_REQUIRED TASK_
Reproduce every one of the rows below word for word, and leave the pictures out of your answer.

** start DATASET ROWS **

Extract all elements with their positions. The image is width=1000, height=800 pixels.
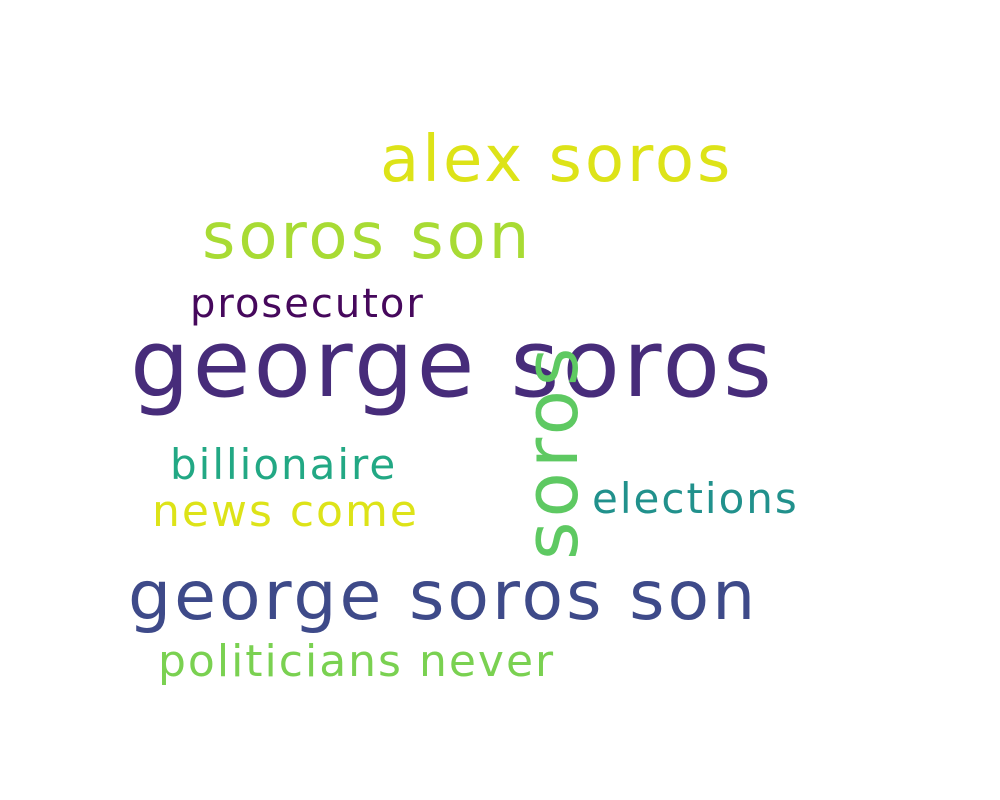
word-soros-son: soros son (202, 200, 533, 274)
word-billionaire: billionaire (170, 440, 398, 489)
word-politicians-never: politicians never (158, 636, 556, 687)
word-alex-soros: alex soros (380, 123, 734, 197)
word-george-soros: george soros (130, 310, 775, 419)
word-soros-vertical: soros (509, 343, 595, 560)
word-elections: elections (592, 474, 799, 523)
word-george-soros-son: george soros son (128, 557, 759, 636)
word-prosecutor: prosecutor (190, 281, 425, 327)
word-news-come: news come (152, 486, 419, 537)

** end DATASET ROWS **

_FINISHED ANSWER_
Extract all elements with their positions. The image is width=1000, height=800 pixels.
word-soros-son: soros son (202, 200, 533, 274)
word-billionaire: billionaire (170, 440, 398, 489)
word-politicians-never: politicians never (158, 636, 556, 687)
word-alex-soros: alex soros (380, 123, 734, 197)
word-george-soros: george soros (130, 310, 775, 419)
word-soros-vertical: soros (509, 343, 595, 560)
word-elections: elections (592, 474, 799, 523)
word-george-soros-son: george soros son (128, 557, 759, 636)
word-prosecutor: prosecutor (190, 281, 425, 327)
word-news-come: news come (152, 486, 419, 537)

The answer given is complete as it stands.